§ PROBLEM DESCRIPTION:
Retype each entry below exactly as it stands.

§ ROWS:
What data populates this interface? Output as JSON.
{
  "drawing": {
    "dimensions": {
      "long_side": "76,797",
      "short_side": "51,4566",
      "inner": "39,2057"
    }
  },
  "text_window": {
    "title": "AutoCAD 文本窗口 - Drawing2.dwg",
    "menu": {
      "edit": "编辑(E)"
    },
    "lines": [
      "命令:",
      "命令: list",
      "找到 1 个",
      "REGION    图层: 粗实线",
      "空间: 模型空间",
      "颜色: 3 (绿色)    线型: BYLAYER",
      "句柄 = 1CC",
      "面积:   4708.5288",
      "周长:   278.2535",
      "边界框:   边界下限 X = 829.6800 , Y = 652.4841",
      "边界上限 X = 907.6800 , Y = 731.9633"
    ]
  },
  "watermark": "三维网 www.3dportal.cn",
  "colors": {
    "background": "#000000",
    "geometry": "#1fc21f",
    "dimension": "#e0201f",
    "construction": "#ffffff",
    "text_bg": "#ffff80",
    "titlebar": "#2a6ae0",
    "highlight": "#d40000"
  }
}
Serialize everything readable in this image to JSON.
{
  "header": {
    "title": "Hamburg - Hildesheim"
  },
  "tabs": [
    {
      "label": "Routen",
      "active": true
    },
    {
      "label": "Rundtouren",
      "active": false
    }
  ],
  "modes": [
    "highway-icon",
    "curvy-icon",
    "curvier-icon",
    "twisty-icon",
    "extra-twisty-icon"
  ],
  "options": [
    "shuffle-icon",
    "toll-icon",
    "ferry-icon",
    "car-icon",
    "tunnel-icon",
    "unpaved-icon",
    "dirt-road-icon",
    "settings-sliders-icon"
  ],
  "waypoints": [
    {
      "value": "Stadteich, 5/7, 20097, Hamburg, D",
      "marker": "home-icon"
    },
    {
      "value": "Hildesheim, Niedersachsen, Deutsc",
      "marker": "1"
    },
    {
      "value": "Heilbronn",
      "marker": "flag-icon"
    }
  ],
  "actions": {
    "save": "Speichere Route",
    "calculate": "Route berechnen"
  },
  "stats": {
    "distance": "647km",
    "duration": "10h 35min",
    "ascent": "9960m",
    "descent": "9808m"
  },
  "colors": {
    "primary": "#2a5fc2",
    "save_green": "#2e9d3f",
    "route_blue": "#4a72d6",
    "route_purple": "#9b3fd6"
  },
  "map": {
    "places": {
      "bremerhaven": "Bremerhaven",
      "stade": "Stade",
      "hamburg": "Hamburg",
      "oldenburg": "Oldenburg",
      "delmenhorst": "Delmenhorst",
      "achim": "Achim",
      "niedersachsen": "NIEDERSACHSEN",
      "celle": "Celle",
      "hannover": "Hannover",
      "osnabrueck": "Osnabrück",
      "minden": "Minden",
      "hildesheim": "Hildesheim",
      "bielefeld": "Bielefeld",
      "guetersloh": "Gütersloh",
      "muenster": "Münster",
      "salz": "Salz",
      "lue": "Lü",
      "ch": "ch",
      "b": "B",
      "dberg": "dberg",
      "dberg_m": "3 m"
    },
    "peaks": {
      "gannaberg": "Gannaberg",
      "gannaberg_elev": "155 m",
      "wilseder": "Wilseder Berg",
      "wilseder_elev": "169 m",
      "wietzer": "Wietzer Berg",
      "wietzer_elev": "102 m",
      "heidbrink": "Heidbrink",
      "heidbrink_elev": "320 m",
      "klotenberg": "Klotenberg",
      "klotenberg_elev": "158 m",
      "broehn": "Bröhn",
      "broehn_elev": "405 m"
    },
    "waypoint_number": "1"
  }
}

§ ANSWER:
What data populates this interface? Output as JSON.
{
  "drawing": {
    "dimensions": {
      "long_side": "76,797",
      "short_side": "51,4566",
      "inner": "39,2057"
    }
  },
  "text_window": {
    "title": "AutoCAD 文本窗口 - Drawing2.dwg",
    "menu": {
      "edit": "编辑(E)"
    },
    "lines": [
      "命令:",
      "命令: list",
      "找到 1 个",
      "REGION    图层: 粗实线",
      "空间: 模型空间",
      "颜色: 3 (绿色)    线型: BYLAYER",
      "句柄 = 1CC",
      "面积:   4708.5288",
      "周长:   278.2535",
      "边界框:   边界下限 X = 829.6800 , Y = 652.4841",
      "边界上限 X = 907.6800 , Y = 731.9633"
    ]
  },
  "watermark": "三维网 www.3dportal.cn",
  "colors": {
    "background": "#000000",
    "geometry": "#1fc21f",
    "dimension": "#e0201f",
    "construction": "#ffffff",
    "text_bg": "#ffff80",
    "titlebar": "#2a6ae0",
    "highlight": "#d40000"
  }
}
Serialize everything readable in this image to JSON.
{
  "header": {
    "title": "Hamburg - Hildesheim"
  },
  "tabs": [
    {
      "label": "Routen",
      "active": true
    },
    {
      "label": "Rundtouren",
      "active": false
    }
  ],
  "modes": [
    "highway-icon",
    "curvy-icon",
    "curvier-icon",
    "twisty-icon",
    "extra-twisty-icon"
  ],
  "options": [
    "shuffle-icon",
    "toll-icon",
    "ferry-icon",
    "car-icon",
    "tunnel-icon",
    "unpaved-icon",
    "dirt-road-icon",
    "settings-sliders-icon"
  ],
  "waypoints": [
    {
      "value": "Stadteich, 5/7, 20097, Hamburg, D",
      "marker": "home-icon"
    },
    {
      "value": "Hildesheim, Niedersachsen, Deutsc",
      "marker": "1"
    },
    {
      "value": "Heilbronn",
      "marker": "flag-icon"
    }
  ],
  "actions": {
    "save": "Speichere Route",
    "calculate": "Route berechnen"
  },
  "stats": {
    "distance": "647km",
    "duration": "10h 35min",
    "ascent": "9960m",
    "descent": "9808m"
  },
  "colors": {
    "primary": "#2a5fc2",
    "save_green": "#2e9d3f",
    "route_blue": "#4a72d6",
    "route_purple": "#9b3fd6"
  },
  "map": {
    "places": {
      "bremerhaven": "Bremerhaven",
      "stade": "Stade",
      "hamburg": "Hamburg",
      "oldenburg": "Oldenburg",
      "delmenhorst": "Delmenhorst",
      "achim": "Achim",
      "niedersachsen": "NIEDERSACHSEN",
      "celle": "Celle",
      "hannover": "Hannover",
      "osnabrueck": "Osnabrück",
      "minden": "Minden",
      "hildesheim": "Hildesheim",
      "bielefeld": "Bielefeld",
      "guetersloh": "Gütersloh",
      "muenster": "Münster",
      "salz": "Salz",
      "lue": "Lü",
      "ch": "ch",
      "b": "B",
      "dberg": "dberg",
      "dberg_m": "3 m"
    },
    "peaks": {
      "gannaberg": "Gannaberg",
      "gannaberg_elev": "155 m",
      "wilseder": "Wilseder Berg",
      "wilseder_elev": "169 m",
      "wietzer": "Wietzer Berg",
      "wietzer_elev": "102 m",
      "heidbrink": "Heidbrink",
      "heidbrink_elev": "320 m",
      "klotenberg": "Klotenberg",
      "klotenberg_elev": "158 m",
      "broehn": "Bröhn",
      "broehn_elev": "405 m"
    },
    "waypoint_number": "1"
  }
}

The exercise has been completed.